▶ [The problem]
Copy the data that follows, character for character, minus the pictures.

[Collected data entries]
════════

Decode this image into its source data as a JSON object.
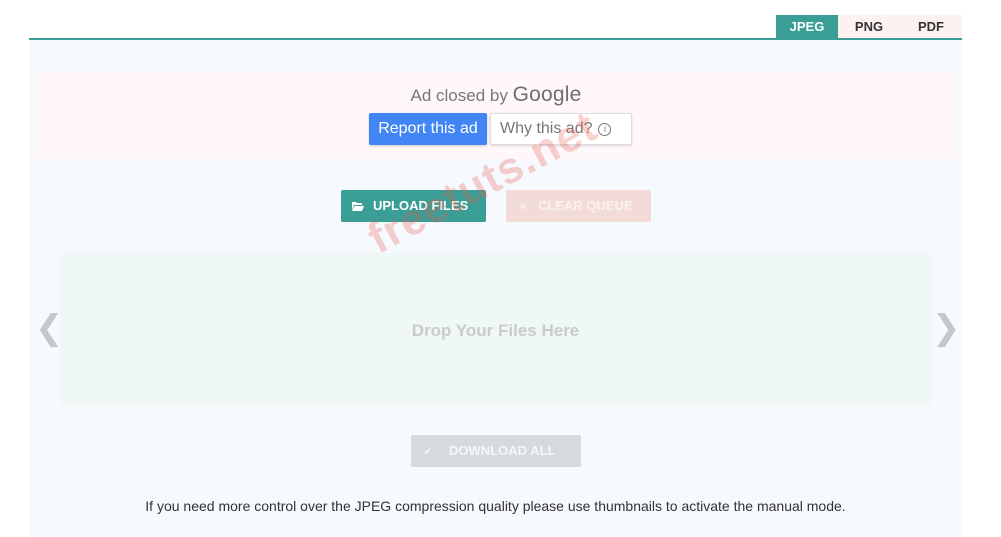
{
  "tabs": [
    {
      "label": "JPEG",
      "active": true
    },
    {
      "label": "PNG",
      "active": false
    },
    {
      "label": "PDF",
      "active": false
    }
  ],
  "ad": {
    "closed_text": "Ad closed by",
    "brand": "Google",
    "report_label": "Report this ad",
    "why_label": "Why this ad?"
  },
  "actions": {
    "upload_label": "UPLOAD FILES",
    "clear_label": "CLEAR QUEUE",
    "download_label": "DOWNLOAD ALL"
  },
  "dropzone": {
    "text": "Drop Your Files Here"
  },
  "icons": {
    "upload": "folder-open-icon",
    "clear": "close-icon",
    "download": "checkmark-icon",
    "prev": "chevron-left-icon",
    "next": "chevron-right-icon",
    "info": "info-icon"
  },
  "watermark": "freetuts.net",
  "note": "If you need more control over the JPEG compression quality please use thumbnails to activate the manual mode.",
  "colors": {
    "accent": "#3a9e96",
    "ad_button": "#4286f5",
    "clear_disabled": "#f3dcd7",
    "download_disabled": "#d6dadd"
  }
}
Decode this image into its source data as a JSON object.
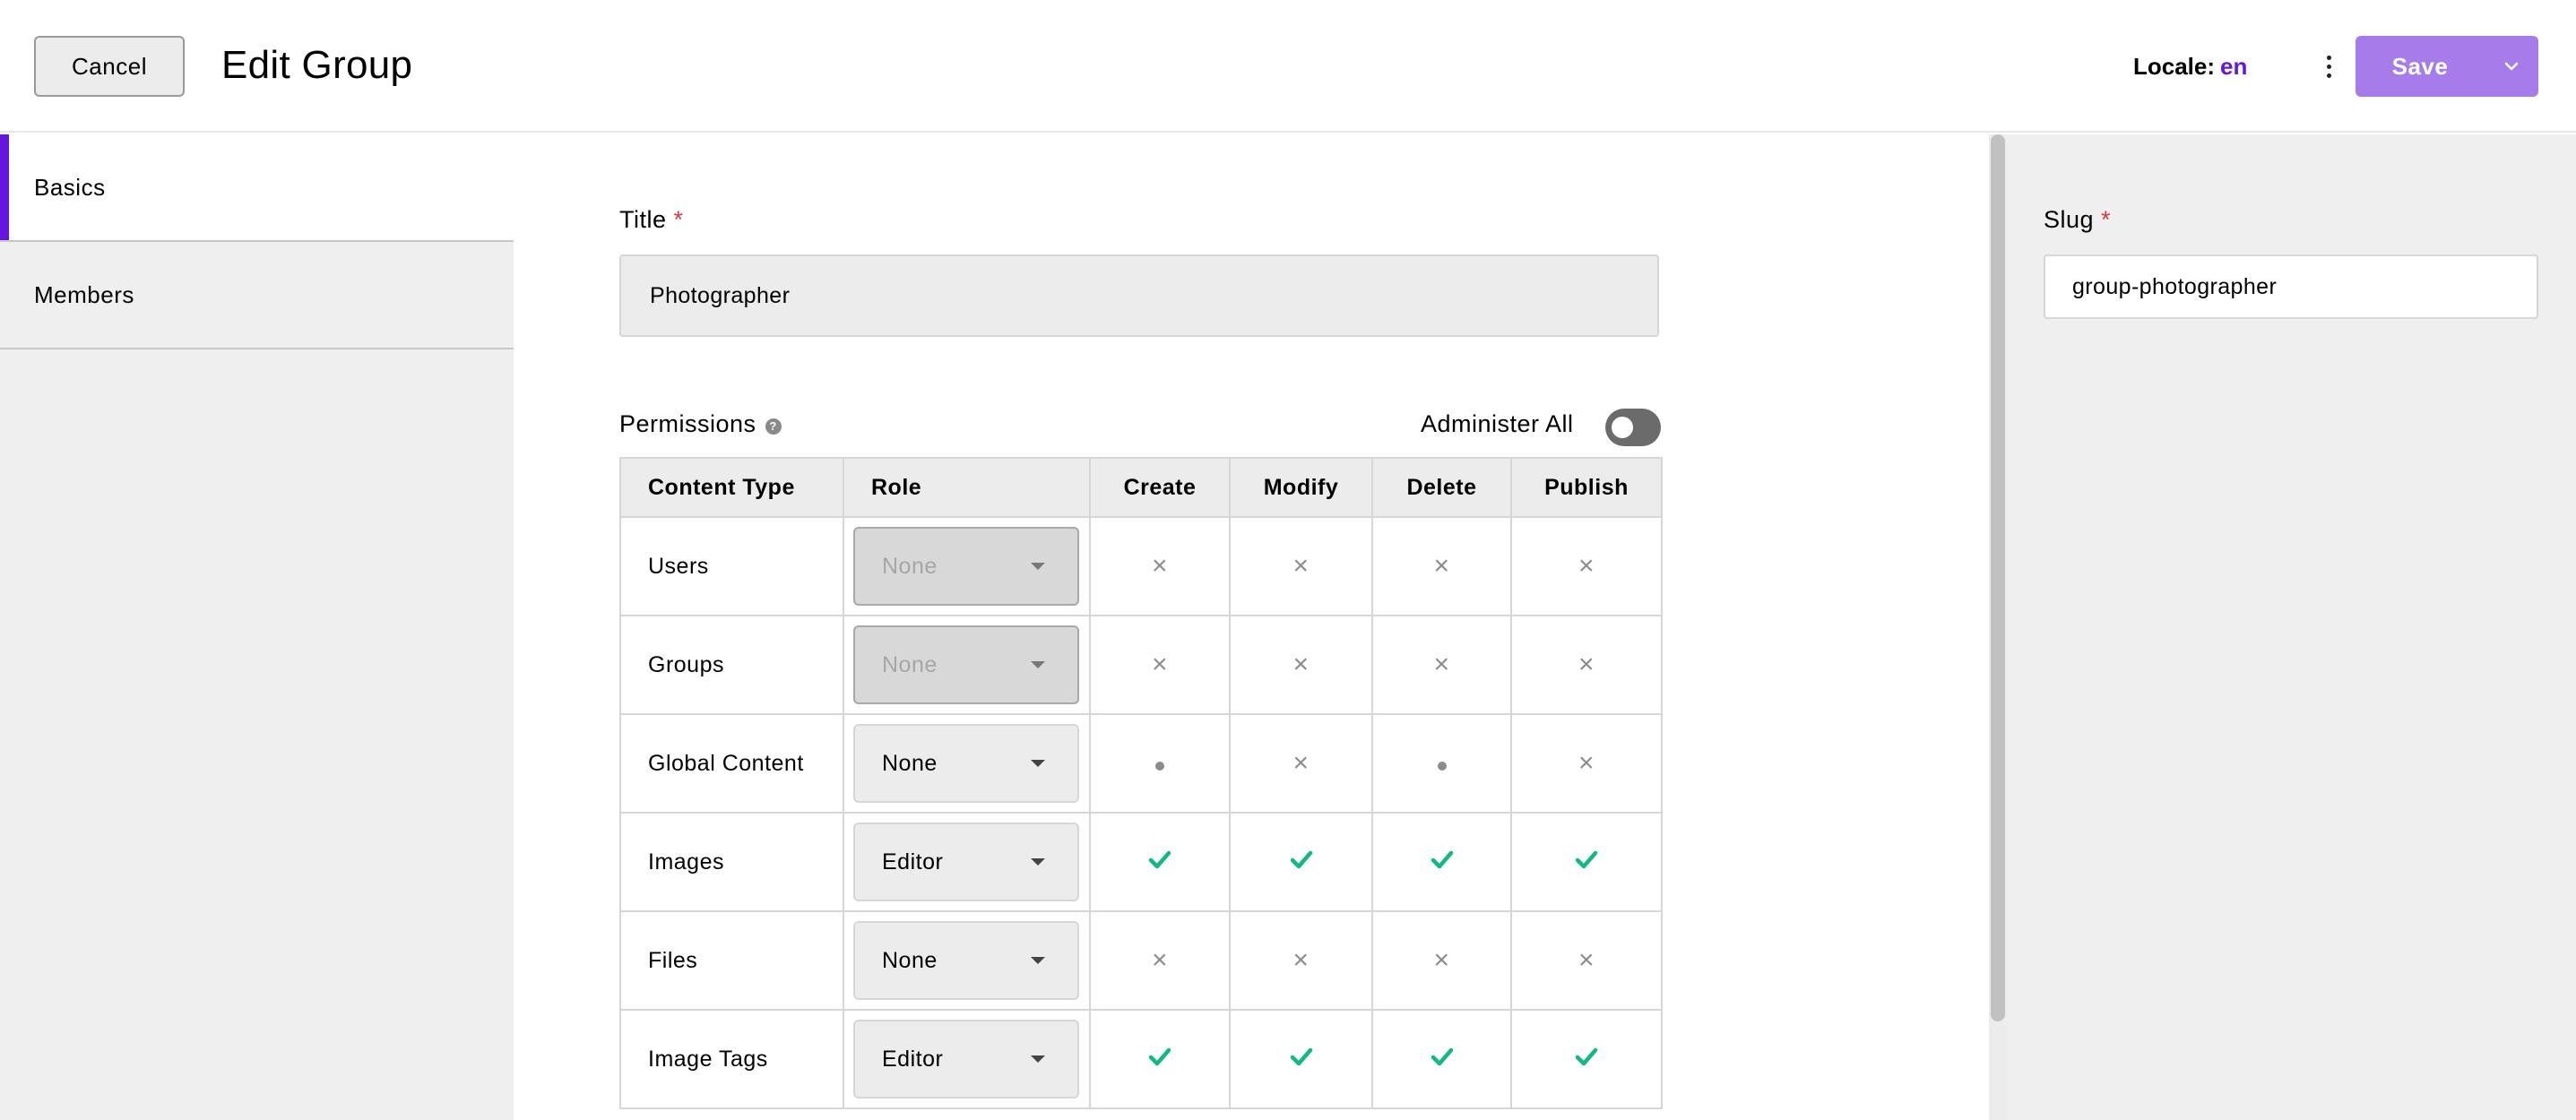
{
  "header": {
    "cancel_label": "Cancel",
    "title": "Edit Group",
    "locale_label": "Locale:",
    "locale_value": "en",
    "save_label": "Save"
  },
  "sidebar": {
    "items": [
      {
        "label": "Basics",
        "active": true
      },
      {
        "label": "Members",
        "active": false
      }
    ]
  },
  "form": {
    "title_label": "Title",
    "required_mark": "*",
    "title_value": "Photographer",
    "permissions_label": "Permissions",
    "help_glyph": "?",
    "administer_all_label": "Administer All",
    "administer_all_on": false
  },
  "permissions": {
    "columns": [
      "Content Type",
      "Role",
      "Create",
      "Modify",
      "Delete",
      "Publish"
    ],
    "rows": [
      {
        "type": "Users",
        "role": "None",
        "disabled": true,
        "create": "x",
        "modify": "x",
        "delete": "x",
        "publish": "x"
      },
      {
        "type": "Groups",
        "role": "None",
        "disabled": true,
        "create": "x",
        "modify": "x",
        "delete": "x",
        "publish": "x"
      },
      {
        "type": "Global Content",
        "role": "None",
        "disabled": false,
        "create": "dot",
        "modify": "x",
        "delete": "dot",
        "publish": "x"
      },
      {
        "type": "Images",
        "role": "Editor",
        "disabled": false,
        "create": "check",
        "modify": "check",
        "delete": "check",
        "publish": "check"
      },
      {
        "type": "Files",
        "role": "None",
        "disabled": false,
        "create": "x",
        "modify": "x",
        "delete": "x",
        "publish": "x"
      },
      {
        "type": "Image Tags",
        "role": "Editor",
        "disabled": false,
        "create": "check",
        "modify": "check",
        "delete": "check",
        "publish": "check"
      }
    ]
  },
  "right_panel": {
    "slug_label": "Slug",
    "slug_value": "group-photographer"
  },
  "colors": {
    "accent": "#6516dd",
    "save_button": "#a67cea",
    "check": "#12b886",
    "required": "#d83a3a"
  },
  "icons": {
    "x": "×",
    "check": "check-icon",
    "dot": "dot-icon",
    "more": "more-vertical-icon",
    "caret": "chevron-down-icon"
  }
}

════════

▶ [Correct response]
Decode this image into its source data as a JSON object.
{
  "tabs": [
    {
      "label": "JPEG",
      "active": true
    },
    {
      "label": "PNG",
      "active": false
    },
    {
      "label": "PDF",
      "active": false
    }
  ],
  "ad": {
    "closed_text": "Ad closed by",
    "brand": "Google",
    "report_label": "Report this ad",
    "why_label": "Why this ad?"
  },
  "actions": {
    "upload_label": "UPLOAD FILES",
    "clear_label": "CLEAR QUEUE",
    "download_label": "DOWNLOAD ALL"
  },
  "dropzone": {
    "text": "Drop Your Files Here"
  },
  "icons": {
    "upload": "folder-open-icon",
    "clear": "close-icon",
    "download": "checkmark-icon",
    "prev": "chevron-left-icon",
    "next": "chevron-right-icon",
    "info": "info-icon"
  },
  "watermark": "freetuts.net",
  "note": "If you need more control over the JPEG compression quality please use thumbnails to activate the manual mode.",
  "colors": {
    "accent": "#3a9e96",
    "ad_button": "#4286f5",
    "clear_disabled": "#f3dcd7",
    "download_disabled": "#d6dadd"
  }
}
Decode this image into its source data as a JSON object.
{
  "header": {
    "cancel_label": "Cancel",
    "title": "Edit Group",
    "locale_label": "Locale:",
    "locale_value": "en",
    "save_label": "Save"
  },
  "sidebar": {
    "items": [
      {
        "label": "Basics",
        "active": true
      },
      {
        "label": "Members",
        "active": false
      }
    ]
  },
  "form": {
    "title_label": "Title",
    "required_mark": "*",
    "title_value": "Photographer",
    "permissions_label": "Permissions",
    "help_glyph": "?",
    "administer_all_label": "Administer All",
    "administer_all_on": false
  },
  "permissions": {
    "columns": [
      "Content Type",
      "Role",
      "Create",
      "Modify",
      "Delete",
      "Publish"
    ],
    "rows": [
      {
        "type": "Users",
        "role": "None",
        "disabled": true,
        "create": "x",
        "modify": "x",
        "delete": "x",
        "publish": "x"
      },
      {
        "type": "Groups",
        "role": "None",
        "disabled": true,
        "create": "x",
        "modify": "x",
        "delete": "x",
        "publish": "x"
      },
      {
        "type": "Global Content",
        "role": "None",
        "disabled": false,
        "create": "dot",
        "modify": "x",
        "delete": "dot",
        "publish": "x"
      },
      {
        "type": "Images",
        "role": "Editor",
        "disabled": false,
        "create": "check",
        "modify": "check",
        "delete": "check",
        "publish": "check"
      },
      {
        "type": "Files",
        "role": "None",
        "disabled": false,
        "create": "x",
        "modify": "x",
        "delete": "x",
        "publish": "x"
      },
      {
        "type": "Image Tags",
        "role": "Editor",
        "disabled": false,
        "create": "check",
        "modify": "check",
        "delete": "check",
        "publish": "check"
      }
    ]
  },
  "right_panel": {
    "slug_label": "Slug",
    "slug_value": "group-photographer"
  },
  "colors": {
    "accent": "#6516dd",
    "save_button": "#a67cea",
    "check": "#12b886",
    "required": "#d83a3a"
  },
  "icons": {
    "x": "×",
    "check": "check-icon",
    "dot": "dot-icon",
    "more": "more-vertical-icon",
    "caret": "chevron-down-icon"
  }
}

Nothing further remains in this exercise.